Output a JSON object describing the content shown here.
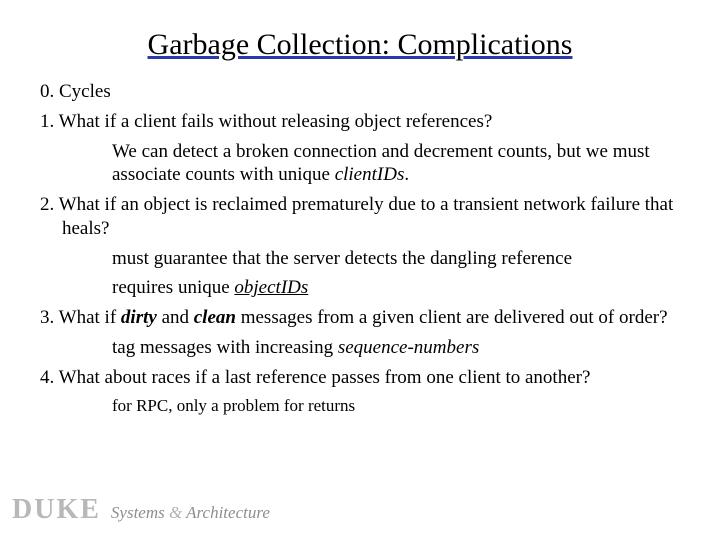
{
  "title": "Garbage Collection: Complications",
  "items": {
    "i0": "0. Cycles",
    "i1": "1. What if a client fails without releasing object references?",
    "i1sub_a": "We can detect a broken connection and decrement counts, but we must associate counts with unique ",
    "i1sub_b": "clientIDs",
    "i1sub_c": ".",
    "i2": "2. What if an object is reclaimed prematurely due to a transient network failure that heals?",
    "i2sub1": "must guarantee that the server detects the dangling reference",
    "i2sub2_a": "requires unique ",
    "i2sub2_b": "objectIDs",
    "i3_a": "3. What if ",
    "i3_b": "dirty",
    "i3_c": " and ",
    "i3_d": "clean",
    "i3_e": " messages from a given client are delivered out of order?",
    "i3sub_a": "tag messages with increasing ",
    "i3sub_b": "sequence-numbers",
    "i4": "4. What about races if a last reference passes from one client to another?",
    "i4sub": "for RPC, only a problem for returns"
  },
  "footer": {
    "duke": "DUKE",
    "systems": "Systems",
    "amp": "&",
    "arch": "Architecture"
  }
}
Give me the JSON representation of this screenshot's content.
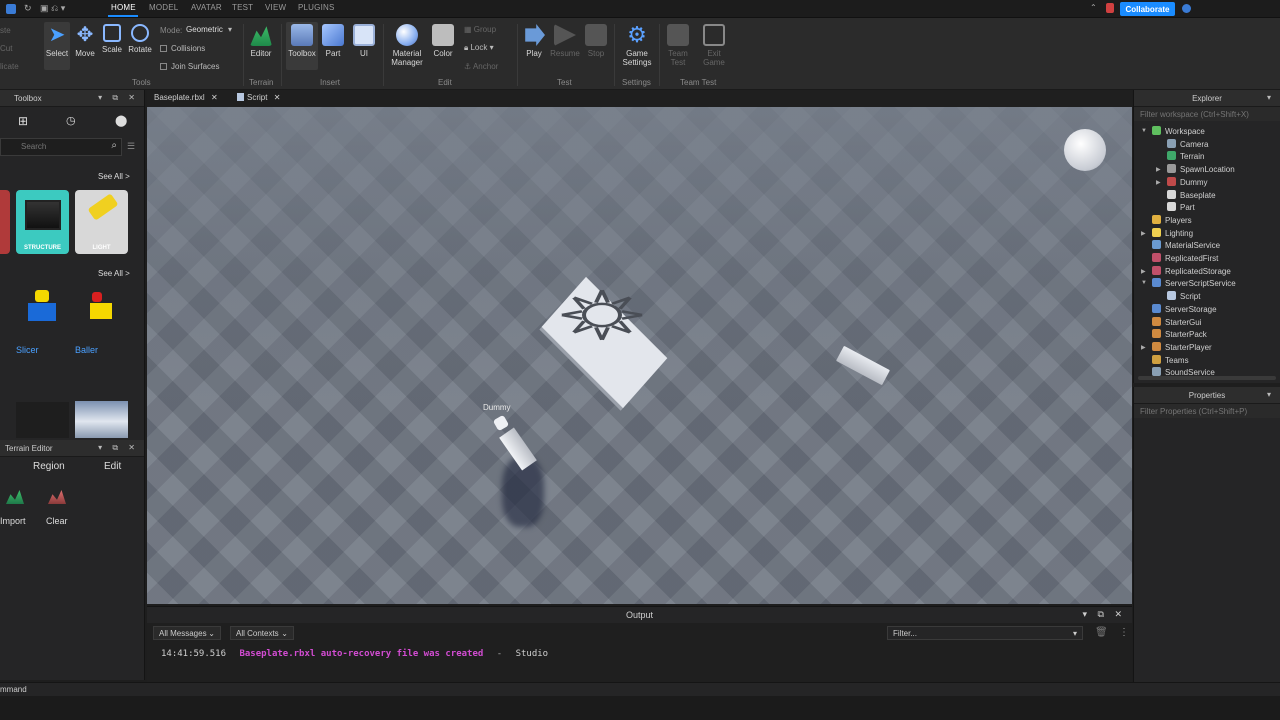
{
  "menubar": {
    "tabs": [
      "HOME",
      "MODEL",
      "AVATAR",
      "TEST",
      "VIEW",
      "PLUGINS"
    ],
    "active_tab": "HOME",
    "collaborate_label": "Collaborate"
  },
  "ribbon": {
    "tools": {
      "buttons": [
        "Select",
        "Move",
        "Scale",
        "Rotate"
      ],
      "mode_label": "Mode:",
      "mode_value": "Geometric",
      "collisions_label": "Collisions",
      "join_surfaces_label": "Join Surfaces",
      "group_label": "Tools"
    },
    "terrain": {
      "editor_label": "Editor",
      "group_label": "Terrain"
    },
    "insert": {
      "toolbox_label": "Toolbox",
      "part_label": "Part",
      "ui_label": "UI",
      "group_label": "Insert"
    },
    "edit": {
      "material_label": "Material",
      "manager_label": "Manager",
      "color_label": "Color",
      "group_btn_label": "Group",
      "lock_label": "Lock",
      "anchor_label": "Anchor",
      "group_label": "Edit"
    },
    "test": {
      "play_label": "Play",
      "resume_label": "Resume",
      "stop_label": "Stop",
      "group_label": "Test"
    },
    "settings": {
      "game_label": "Game",
      "settings_label": "Settings",
      "group_label": "Settings"
    },
    "team_test": {
      "team_label": "Team",
      "test_label": "Test",
      "exit_label": "Exit",
      "game_label": "Game",
      "group_label": "Team Test"
    }
  },
  "toolbox": {
    "title": "Toolbox",
    "search_placeholder": "Search",
    "see_all_1": "See All >",
    "see_all_2": "See All >",
    "items_row1": [
      "STRUCTURE",
      "LIGHT"
    ],
    "items_row2": [
      "Slicer",
      "Baller"
    ]
  },
  "terrain_editor": {
    "title": "Terrain Editor",
    "tabs": [
      "Region",
      "Edit"
    ],
    "actions": [
      "Import",
      "Clear"
    ]
  },
  "doc_tabs": [
    "Baseplate.rbxl",
    "Script"
  ],
  "viewport": {
    "dummy_label": "Dummy"
  },
  "explorer": {
    "title": "Explorer",
    "filter_placeholder": "Filter workspace (Ctrl+Shift+X)",
    "items": [
      {
        "label": "Workspace",
        "indent": 0,
        "color": "#5fbf5f",
        "arrow": "down"
      },
      {
        "label": "Camera",
        "indent": 1,
        "color": "#8aa0b4",
        "arrow": ""
      },
      {
        "label": "Terrain",
        "indent": 1,
        "color": "#3fa86a",
        "arrow": ""
      },
      {
        "label": "SpawnLocation",
        "indent": 1,
        "color": "#9a9a9a",
        "arrow": "right"
      },
      {
        "label": "Dummy",
        "indent": 1,
        "color": "#c04a4a",
        "arrow": "right"
      },
      {
        "label": "Baseplate",
        "indent": 1,
        "color": "#d8d8d8",
        "arrow": ""
      },
      {
        "label": "Part",
        "indent": 1,
        "color": "#d8d8d8",
        "arrow": ""
      },
      {
        "label": "Players",
        "indent": 0,
        "color": "#e0b040",
        "arrow": ""
      },
      {
        "label": "Lighting",
        "indent": 0,
        "color": "#f0d050",
        "arrow": "right"
      },
      {
        "label": "MaterialService",
        "indent": 0,
        "color": "#6a9ad0",
        "arrow": ""
      },
      {
        "label": "ReplicatedFirst",
        "indent": 0,
        "color": "#c0506a",
        "arrow": ""
      },
      {
        "label": "ReplicatedStorage",
        "indent": 0,
        "color": "#c0506a",
        "arrow": "right"
      },
      {
        "label": "ServerScriptService",
        "indent": 0,
        "color": "#5a8ad0",
        "arrow": "down"
      },
      {
        "label": "Script",
        "indent": 1,
        "color": "#b8c8e0",
        "arrow": ""
      },
      {
        "label": "ServerStorage",
        "indent": 0,
        "color": "#5a8ad0",
        "arrow": ""
      },
      {
        "label": "StarterGui",
        "indent": 0,
        "color": "#d08a40",
        "arrow": ""
      },
      {
        "label": "StarterPack",
        "indent": 0,
        "color": "#d08a40",
        "arrow": ""
      },
      {
        "label": "StarterPlayer",
        "indent": 0,
        "color": "#d08a40",
        "arrow": "right"
      },
      {
        "label": "Teams",
        "indent": 0,
        "color": "#d0a040",
        "arrow": ""
      },
      {
        "label": "SoundService",
        "indent": 0,
        "color": "#8aa0b4",
        "arrow": ""
      }
    ]
  },
  "properties": {
    "title": "Properties",
    "filter_placeholder": "Filter Properties (Ctrl+Shift+P)"
  },
  "output": {
    "title": "Output",
    "messages_filter": "All Messages",
    "contexts_filter": "All Contexts",
    "filter_placeholder": "Filter...",
    "log": {
      "timestamp": "14:41:59.516",
      "message": "Baseplate.rbxl auto-recovery file was created",
      "separator": "-",
      "source": "Studio"
    }
  },
  "command_bar": {
    "label": "mmand"
  },
  "colors": {
    "accent": "#1a8cff",
    "highlight_text": "#d24cd2",
    "panel_bg": "#252526"
  }
}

WHAT TO WORK ON → Give every line back word for word and leave the pictures out.

EXERCISE ANSWER →
Output a JSON object describing the content shown here.
{
  "title": "Garbage Collection: Complications",
  "items": {
    "i0": "0. Cycles",
    "i1": "1. What if a client fails without releasing object references?",
    "i1sub_a": "We can detect a broken connection and decrement counts, but we must associate counts with unique ",
    "i1sub_b": "clientIDs",
    "i1sub_c": ".",
    "i2": "2. What if an object is reclaimed prematurely due to a transient network failure that heals?",
    "i2sub1": "must guarantee that the server detects the dangling reference",
    "i2sub2_a": "requires unique ",
    "i2sub2_b": "objectIDs",
    "i3_a": "3. What if ",
    "i3_b": "dirty",
    "i3_c": " and ",
    "i3_d": "clean",
    "i3_e": " messages from a given client are delivered out of order?",
    "i3sub_a": "tag messages with increasing ",
    "i3sub_b": "sequence-numbers",
    "i4": "4. What about races if a last reference passes from one client to another?",
    "i4sub": "for RPC, only a problem for returns"
  },
  "footer": {
    "duke": "DUKE",
    "systems": "Systems",
    "amp": "&",
    "arch": "Architecture"
  }
}
Give me the JSON representation of this screenshot's content.
{
  "menubar": {
    "tabs": [
      "HOME",
      "MODEL",
      "AVATAR",
      "TEST",
      "VIEW",
      "PLUGINS"
    ],
    "active_tab": "HOME",
    "collaborate_label": "Collaborate"
  },
  "ribbon": {
    "tools": {
      "buttons": [
        "Select",
        "Move",
        "Scale",
        "Rotate"
      ],
      "mode_label": "Mode:",
      "mode_value": "Geometric",
      "collisions_label": "Collisions",
      "join_surfaces_label": "Join Surfaces",
      "group_label": "Tools"
    },
    "terrain": {
      "editor_label": "Editor",
      "group_label": "Terrain"
    },
    "insert": {
      "toolbox_label": "Toolbox",
      "part_label": "Part",
      "ui_label": "UI",
      "group_label": "Insert"
    },
    "edit": {
      "material_label": "Material",
      "manager_label": "Manager",
      "color_label": "Color",
      "group_btn_label": "Group",
      "lock_label": "Lock",
      "anchor_label": "Anchor",
      "group_label": "Edit"
    },
    "test": {
      "play_label": "Play",
      "resume_label": "Resume",
      "stop_label": "Stop",
      "group_label": "Test"
    },
    "settings": {
      "game_label": "Game",
      "settings_label": "Settings",
      "group_label": "Settings"
    },
    "team_test": {
      "team_label": "Team",
      "test_label": "Test",
      "exit_label": "Exit",
      "game_label": "Game",
      "group_label": "Team Test"
    }
  },
  "toolbox": {
    "title": "Toolbox",
    "search_placeholder": "Search",
    "see_all_1": "See All >",
    "see_all_2": "See All >",
    "items_row1": [
      "STRUCTURE",
      "LIGHT"
    ],
    "items_row2": [
      "Slicer",
      "Baller"
    ]
  },
  "terrain_editor": {
    "title": "Terrain Editor",
    "tabs": [
      "Region",
      "Edit"
    ],
    "actions": [
      "Import",
      "Clear"
    ]
  },
  "doc_tabs": [
    "Baseplate.rbxl",
    "Script"
  ],
  "viewport": {
    "dummy_label": "Dummy"
  },
  "explorer": {
    "title": "Explorer",
    "filter_placeholder": "Filter workspace (Ctrl+Shift+X)",
    "items": [
      {
        "label": "Workspace",
        "indent": 0,
        "color": "#5fbf5f",
        "arrow": "down"
      },
      {
        "label": "Camera",
        "indent": 1,
        "color": "#8aa0b4",
        "arrow": ""
      },
      {
        "label": "Terrain",
        "indent": 1,
        "color": "#3fa86a",
        "arrow": ""
      },
      {
        "label": "SpawnLocation",
        "indent": 1,
        "color": "#9a9a9a",
        "arrow": "right"
      },
      {
        "label": "Dummy",
        "indent": 1,
        "color": "#c04a4a",
        "arrow": "right"
      },
      {
        "label": "Baseplate",
        "indent": 1,
        "color": "#d8d8d8",
        "arrow": ""
      },
      {
        "label": "Part",
        "indent": 1,
        "color": "#d8d8d8",
        "arrow": ""
      },
      {
        "label": "Players",
        "indent": 0,
        "color": "#e0b040",
        "arrow": ""
      },
      {
        "label": "Lighting",
        "indent": 0,
        "color": "#f0d050",
        "arrow": "right"
      },
      {
        "label": "MaterialService",
        "indent": 0,
        "color": "#6a9ad0",
        "arrow": ""
      },
      {
        "label": "ReplicatedFirst",
        "indent": 0,
        "color": "#c0506a",
        "arrow": ""
      },
      {
        "label": "ReplicatedStorage",
        "indent": 0,
        "color": "#c0506a",
        "arrow": "right"
      },
      {
        "label": "ServerScriptService",
        "indent": 0,
        "color": "#5a8ad0",
        "arrow": "down"
      },
      {
        "label": "Script",
        "indent": 1,
        "color": "#b8c8e0",
        "arrow": ""
      },
      {
        "label": "ServerStorage",
        "indent": 0,
        "color": "#5a8ad0",
        "arrow": ""
      },
      {
        "label": "StarterGui",
        "indent": 0,
        "color": "#d08a40",
        "arrow": ""
      },
      {
        "label": "StarterPack",
        "indent": 0,
        "color": "#d08a40",
        "arrow": ""
      },
      {
        "label": "StarterPlayer",
        "indent": 0,
        "color": "#d08a40",
        "arrow": "right"
      },
      {
        "label": "Teams",
        "indent": 0,
        "color": "#d0a040",
        "arrow": ""
      },
      {
        "label": "SoundService",
        "indent": 0,
        "color": "#8aa0b4",
        "arrow": ""
      }
    ]
  },
  "properties": {
    "title": "Properties",
    "filter_placeholder": "Filter Properties (Ctrl+Shift+P)"
  },
  "output": {
    "title": "Output",
    "messages_filter": "All Messages",
    "contexts_filter": "All Contexts",
    "filter_placeholder": "Filter...",
    "log": {
      "timestamp": "14:41:59.516",
      "message": "Baseplate.rbxl auto-recovery file was created",
      "separator": "-",
      "source": "Studio"
    }
  },
  "command_bar": {
    "label": "mmand"
  },
  "colors": {
    "accent": "#1a8cff",
    "highlight_text": "#d24cd2",
    "panel_bg": "#252526"
  }
}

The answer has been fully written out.